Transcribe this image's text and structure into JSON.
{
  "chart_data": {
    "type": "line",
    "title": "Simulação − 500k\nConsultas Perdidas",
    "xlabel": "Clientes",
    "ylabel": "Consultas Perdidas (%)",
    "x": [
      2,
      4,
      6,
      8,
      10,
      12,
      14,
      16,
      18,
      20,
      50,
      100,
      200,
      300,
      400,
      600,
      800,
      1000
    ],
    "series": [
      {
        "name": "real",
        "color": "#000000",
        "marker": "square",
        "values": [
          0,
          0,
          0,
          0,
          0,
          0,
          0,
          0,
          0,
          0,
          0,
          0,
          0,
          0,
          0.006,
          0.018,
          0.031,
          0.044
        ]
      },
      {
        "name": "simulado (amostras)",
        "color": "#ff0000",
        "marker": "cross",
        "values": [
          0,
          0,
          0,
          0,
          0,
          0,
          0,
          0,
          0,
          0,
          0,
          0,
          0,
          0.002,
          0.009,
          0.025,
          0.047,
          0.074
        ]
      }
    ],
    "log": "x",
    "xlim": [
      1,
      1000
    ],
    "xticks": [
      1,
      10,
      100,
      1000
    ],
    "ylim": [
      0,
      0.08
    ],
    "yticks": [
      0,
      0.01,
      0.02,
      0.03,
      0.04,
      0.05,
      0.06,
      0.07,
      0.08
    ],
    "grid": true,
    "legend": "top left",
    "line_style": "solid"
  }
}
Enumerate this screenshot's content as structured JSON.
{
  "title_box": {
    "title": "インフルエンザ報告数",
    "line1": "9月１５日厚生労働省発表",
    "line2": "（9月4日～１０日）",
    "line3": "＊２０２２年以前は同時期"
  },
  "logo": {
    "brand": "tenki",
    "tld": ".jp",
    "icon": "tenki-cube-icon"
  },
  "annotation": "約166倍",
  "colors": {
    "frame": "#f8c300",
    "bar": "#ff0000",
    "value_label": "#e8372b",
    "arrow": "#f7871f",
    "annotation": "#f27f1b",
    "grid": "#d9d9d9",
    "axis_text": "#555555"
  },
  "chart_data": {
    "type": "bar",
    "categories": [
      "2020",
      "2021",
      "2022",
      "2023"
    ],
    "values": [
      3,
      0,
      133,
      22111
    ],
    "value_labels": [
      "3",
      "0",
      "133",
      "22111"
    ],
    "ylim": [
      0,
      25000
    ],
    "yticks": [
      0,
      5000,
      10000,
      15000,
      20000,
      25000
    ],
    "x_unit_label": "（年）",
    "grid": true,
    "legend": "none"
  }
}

■ **Exercise prompt**
Wherever a line in the data above holds "this", copy that line.

■ **The solution**
Transcribe this image's text and structure into JSON.
Enumerate this screenshot's content as structured JSON.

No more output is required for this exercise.